The leading cloud vendor and the leading open source vendor announced this week an extended strategic partnership that will see native integrated access to AWS services appear in the Red Hat OpenShift Container Platform.

This means that Red Hat customers will have direct access to AWS services through the open source company’s platform, this should allow customers to access all the features they want across public and private clouds.

Jim Whitehurst, president and CEO, Red Hat, said: “Container adoption is taking off in the enterprise, and this alliance is designed to accelerate that by giving customers access to AWS services directly within Red Hat OpenShift Container Platform.

“By bringing together the incredible pace of innovation and breadth of functionality that AWS provides with the industry’s most comprehensive enterprise-grade container platform, we’re enabling customers to bring the combined advantages of these offerings across their hybrid environments with the backing of our joint support.”

Red Hat CEO
OpenShift.io

The free online development environment for building cloud-native, container-based applications, OpenShift.io is an end-to-end application development requirement that is said to not require any installation.

*WORK INSTRUCTIONS*
1. Answer these from the text on the AWS and Red Hat partnership:
(a) Which Red Hat product will gain native integrated access to AWS services?
(b) What positions at Red Hat does Jim Whitehurst hold?
(c) What does the text say OpenShift.io does not require?
2. Please go on with the text on the AWS and Red Hat partnership, starting after its final sentence.
The items that follow come from a different source than the text on the AWS and Red Hat partnership.

*LISTED ENTRIES*
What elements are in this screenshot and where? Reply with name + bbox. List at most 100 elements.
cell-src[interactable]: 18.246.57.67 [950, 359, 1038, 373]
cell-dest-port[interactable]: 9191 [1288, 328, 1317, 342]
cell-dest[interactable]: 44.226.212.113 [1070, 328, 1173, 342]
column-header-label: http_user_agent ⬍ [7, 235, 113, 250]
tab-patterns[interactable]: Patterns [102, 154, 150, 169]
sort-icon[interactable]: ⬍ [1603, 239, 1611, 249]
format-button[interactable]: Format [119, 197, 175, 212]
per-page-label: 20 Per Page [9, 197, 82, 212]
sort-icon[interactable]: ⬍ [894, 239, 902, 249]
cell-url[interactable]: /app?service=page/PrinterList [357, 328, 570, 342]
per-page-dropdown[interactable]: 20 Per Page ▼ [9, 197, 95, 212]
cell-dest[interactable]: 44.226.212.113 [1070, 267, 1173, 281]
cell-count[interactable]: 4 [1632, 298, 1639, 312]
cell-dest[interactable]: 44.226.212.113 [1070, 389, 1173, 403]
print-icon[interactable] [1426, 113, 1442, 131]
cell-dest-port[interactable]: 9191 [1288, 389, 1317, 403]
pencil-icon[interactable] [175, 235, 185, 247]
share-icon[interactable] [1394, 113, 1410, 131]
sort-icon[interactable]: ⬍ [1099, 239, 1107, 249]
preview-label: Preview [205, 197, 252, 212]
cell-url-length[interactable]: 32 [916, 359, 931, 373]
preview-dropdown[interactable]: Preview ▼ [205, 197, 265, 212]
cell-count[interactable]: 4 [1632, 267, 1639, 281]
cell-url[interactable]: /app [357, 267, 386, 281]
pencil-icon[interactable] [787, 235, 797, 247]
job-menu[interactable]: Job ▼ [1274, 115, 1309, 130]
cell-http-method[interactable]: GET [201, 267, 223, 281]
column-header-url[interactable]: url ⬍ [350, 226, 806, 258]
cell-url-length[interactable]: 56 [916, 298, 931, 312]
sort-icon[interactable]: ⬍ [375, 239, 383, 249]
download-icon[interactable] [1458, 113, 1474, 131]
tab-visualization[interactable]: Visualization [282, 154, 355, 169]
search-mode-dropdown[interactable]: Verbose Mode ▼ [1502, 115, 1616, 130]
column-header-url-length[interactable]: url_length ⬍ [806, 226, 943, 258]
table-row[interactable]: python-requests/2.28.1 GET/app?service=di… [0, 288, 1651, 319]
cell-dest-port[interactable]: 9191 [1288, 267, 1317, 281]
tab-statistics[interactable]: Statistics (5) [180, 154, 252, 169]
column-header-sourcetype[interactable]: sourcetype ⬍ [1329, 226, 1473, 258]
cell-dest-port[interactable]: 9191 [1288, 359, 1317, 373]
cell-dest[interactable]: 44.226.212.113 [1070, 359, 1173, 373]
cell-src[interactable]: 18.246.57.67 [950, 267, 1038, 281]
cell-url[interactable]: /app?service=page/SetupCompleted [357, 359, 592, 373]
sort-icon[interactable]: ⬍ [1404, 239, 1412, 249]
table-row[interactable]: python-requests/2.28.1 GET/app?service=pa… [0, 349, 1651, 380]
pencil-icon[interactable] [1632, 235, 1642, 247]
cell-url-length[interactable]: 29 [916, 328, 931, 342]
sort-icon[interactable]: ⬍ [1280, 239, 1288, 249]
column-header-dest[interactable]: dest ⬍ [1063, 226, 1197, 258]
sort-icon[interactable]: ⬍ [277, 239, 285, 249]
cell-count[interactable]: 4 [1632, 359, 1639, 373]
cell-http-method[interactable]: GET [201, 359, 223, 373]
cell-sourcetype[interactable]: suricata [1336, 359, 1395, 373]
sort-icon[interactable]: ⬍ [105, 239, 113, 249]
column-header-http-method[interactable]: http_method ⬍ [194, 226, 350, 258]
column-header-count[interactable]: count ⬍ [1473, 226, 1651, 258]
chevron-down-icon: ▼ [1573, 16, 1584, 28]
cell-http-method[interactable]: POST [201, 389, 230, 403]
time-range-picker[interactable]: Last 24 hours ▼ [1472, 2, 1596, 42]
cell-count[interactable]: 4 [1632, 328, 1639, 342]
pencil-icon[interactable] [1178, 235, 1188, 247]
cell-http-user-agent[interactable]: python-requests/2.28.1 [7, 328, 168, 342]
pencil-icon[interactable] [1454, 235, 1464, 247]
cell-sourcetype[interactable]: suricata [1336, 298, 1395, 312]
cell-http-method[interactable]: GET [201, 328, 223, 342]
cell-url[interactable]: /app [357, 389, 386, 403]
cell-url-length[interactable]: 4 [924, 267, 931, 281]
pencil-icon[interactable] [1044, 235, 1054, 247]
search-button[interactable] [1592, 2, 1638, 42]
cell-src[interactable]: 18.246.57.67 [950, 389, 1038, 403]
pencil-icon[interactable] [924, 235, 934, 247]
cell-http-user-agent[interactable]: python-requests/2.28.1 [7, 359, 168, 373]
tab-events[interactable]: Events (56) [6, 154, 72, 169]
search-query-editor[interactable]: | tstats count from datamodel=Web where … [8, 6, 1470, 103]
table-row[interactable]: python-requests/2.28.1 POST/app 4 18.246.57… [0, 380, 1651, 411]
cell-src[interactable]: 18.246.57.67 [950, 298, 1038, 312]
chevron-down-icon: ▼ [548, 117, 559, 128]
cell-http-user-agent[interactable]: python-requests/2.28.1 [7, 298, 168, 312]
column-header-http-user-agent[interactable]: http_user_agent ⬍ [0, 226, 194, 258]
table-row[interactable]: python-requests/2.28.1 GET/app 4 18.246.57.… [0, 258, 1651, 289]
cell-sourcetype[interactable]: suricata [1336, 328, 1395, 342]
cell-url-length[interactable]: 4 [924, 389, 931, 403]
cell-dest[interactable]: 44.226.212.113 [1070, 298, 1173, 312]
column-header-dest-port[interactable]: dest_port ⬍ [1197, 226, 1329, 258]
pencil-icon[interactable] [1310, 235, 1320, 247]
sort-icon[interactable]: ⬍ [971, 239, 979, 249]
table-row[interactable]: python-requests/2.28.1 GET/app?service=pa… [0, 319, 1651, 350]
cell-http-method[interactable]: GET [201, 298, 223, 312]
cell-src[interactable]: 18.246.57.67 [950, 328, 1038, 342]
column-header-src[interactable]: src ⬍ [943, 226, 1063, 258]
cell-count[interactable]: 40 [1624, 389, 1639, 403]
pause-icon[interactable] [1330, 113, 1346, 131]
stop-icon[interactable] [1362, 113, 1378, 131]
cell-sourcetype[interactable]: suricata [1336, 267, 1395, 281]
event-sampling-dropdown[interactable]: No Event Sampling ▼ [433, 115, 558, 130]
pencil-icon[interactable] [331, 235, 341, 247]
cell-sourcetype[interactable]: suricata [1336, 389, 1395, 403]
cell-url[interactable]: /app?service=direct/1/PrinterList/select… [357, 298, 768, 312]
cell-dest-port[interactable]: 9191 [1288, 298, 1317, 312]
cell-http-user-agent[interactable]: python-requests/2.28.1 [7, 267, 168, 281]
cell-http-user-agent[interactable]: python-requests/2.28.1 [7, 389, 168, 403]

*RESPONSES BY TASK*
1.
(a) The Red Hat OpenShift Container Platform.
(b) President and CEO.
(c) Any installation.

2.
The technology combines the innovations from several open source projects, such as Jenkins and Eclipse Che, and fabric8, and is designed to deliver application development tools and environments that’ll help to maintain relevancy in a digitally transforming marketplace, the company said.

OpenShift.io includes tools for things such as team collaboration, developer workspace management, application coding and testing, runtime stack analysis, and continuous integration and delivery.

Harry Mower, senior director, Developer Programs Red Hat, said: “Regardless of what industry our customers are in, delivering new value through software will be key to their success. These next-generation products and services require next-generation development tools, a need that can be costly, time-consuming and difficult to implement for organizations that didn’t originate in the software world.”

 

Developers

OpenShift.io is just one example of the developer focused announcements had at the Red Hat Summit 2017. There has also been the Container Health Index, which is designed to provide a view of how mature container images are.

The company also introduced Red Hat OpenShift Application Runtimes, and of course the announcement with AWS.

These announcements were heavily focused on during the first day keynote, with some getting their own demo.

This style fits Red Hat well. Yes, the company is growing its enterprise customer base, but the conference is yet to turn into one that is dominated by men in suits – which is refreshing.

The format of the show appeals to those that have made the company a success and is something that other successful companies have done with their own shows.

GovTech

Customers

Red Hat does a good job of recognising those that are big contributors to open source communities, have carried out projects that are impacting towns, cities, education, and the world.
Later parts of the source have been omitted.